» REQUIREMENT
Write out the entire listing below exactly, with the pictures left out.

» DATA IN THIS EXERCISE
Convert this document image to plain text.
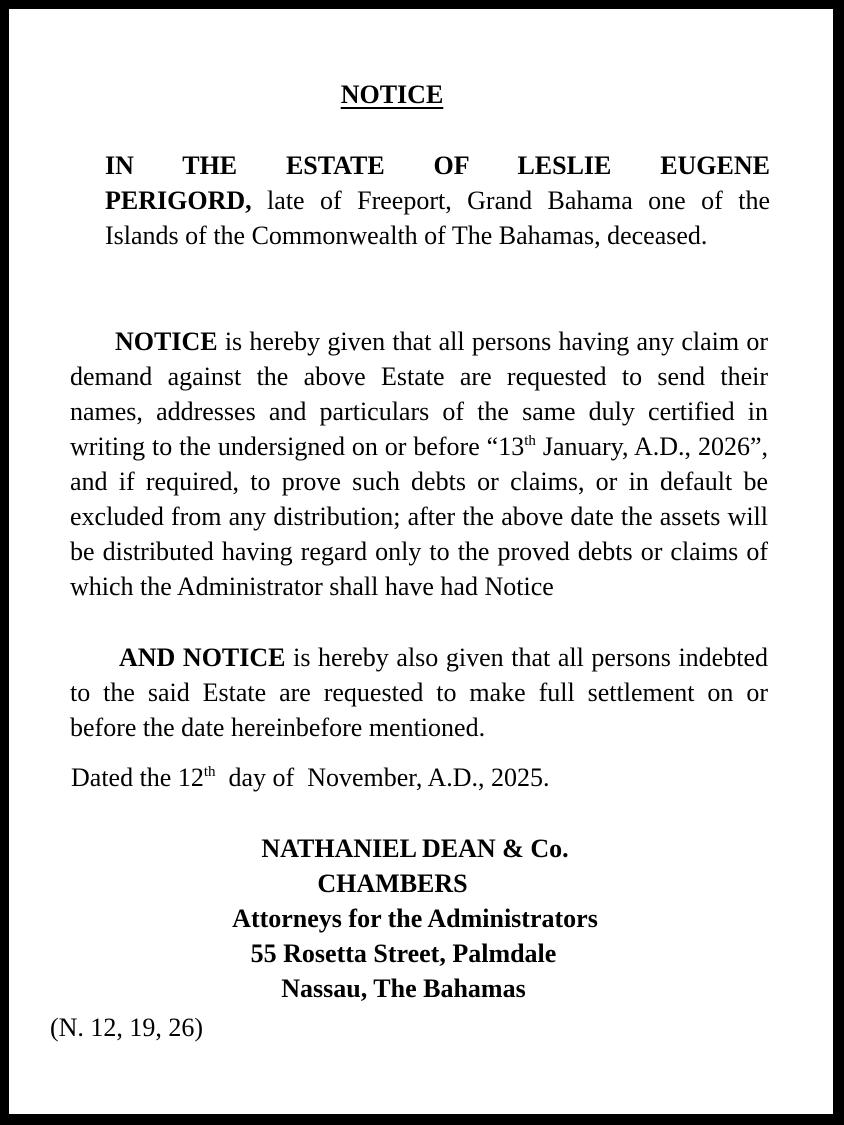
NOTICE

IN THE ESTATE OF LESLIE EUGENE PERIGORD, late of Freeport, Grand Bahama one of the Islands of the Commonwealth of The Bahamas, deceased.

NOTICE is hereby given that all persons having any claim or demand against the above Estate are requested to send their names, addresses and particulars of the same duly certified in writing to the undersigned on or before “13th January, A.D., 2026”, and if required, to prove such debts or claims, or in default be excluded from any distribution; after the above date the assets will be distributed having regard only to the proved debts or claims of which the Administrator shall have had Notice

AND NOTICE is hereby also given that all persons indebted to the said Estate are requested to make full settlement on or before the date hereinbefore mentioned.

Dated the 12th  day of  November, A.D., 2025.
NATHANIEL DEAN & Co.
CHAMBERS
Attorneys for the Administrators
55 Rosetta Street, Palmdale
Nassau, The Bahamas
(N. 12, 19, 26)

» EXERCISE SOLUTION
Convert this document image to plain text.
NOTICE

IN THE ESTATE OF LESLIE EUGENE PERIGORD, late of Freeport, Grand Bahama one of the Islands of the Commonwealth of The Bahamas, deceased.

NOTICE is hereby given that all persons having any claim or demand against the above Estate are requested to send their names, addresses and particulars of the same duly certified in writing to the undersigned on or before “13th January, A.D., 2026”, and if required, to prove such debts or claims, or in default be excluded from any distribution; after the above date the assets will be distributed having regard only to the proved debts or claims of which the Administrator shall have had Notice

AND NOTICE is hereby also given that all persons indebted to the said Estate are requested to make full settlement on or before the date hereinbefore mentioned.

Dated the 12th  day of  November, A.D., 2025.
NATHANIEL DEAN & Co.
CHAMBERS
Attorneys for the Administrators
55 Rosetta Street, Palmdale
Nassau, The Bahamas
(N. 12, 19, 26)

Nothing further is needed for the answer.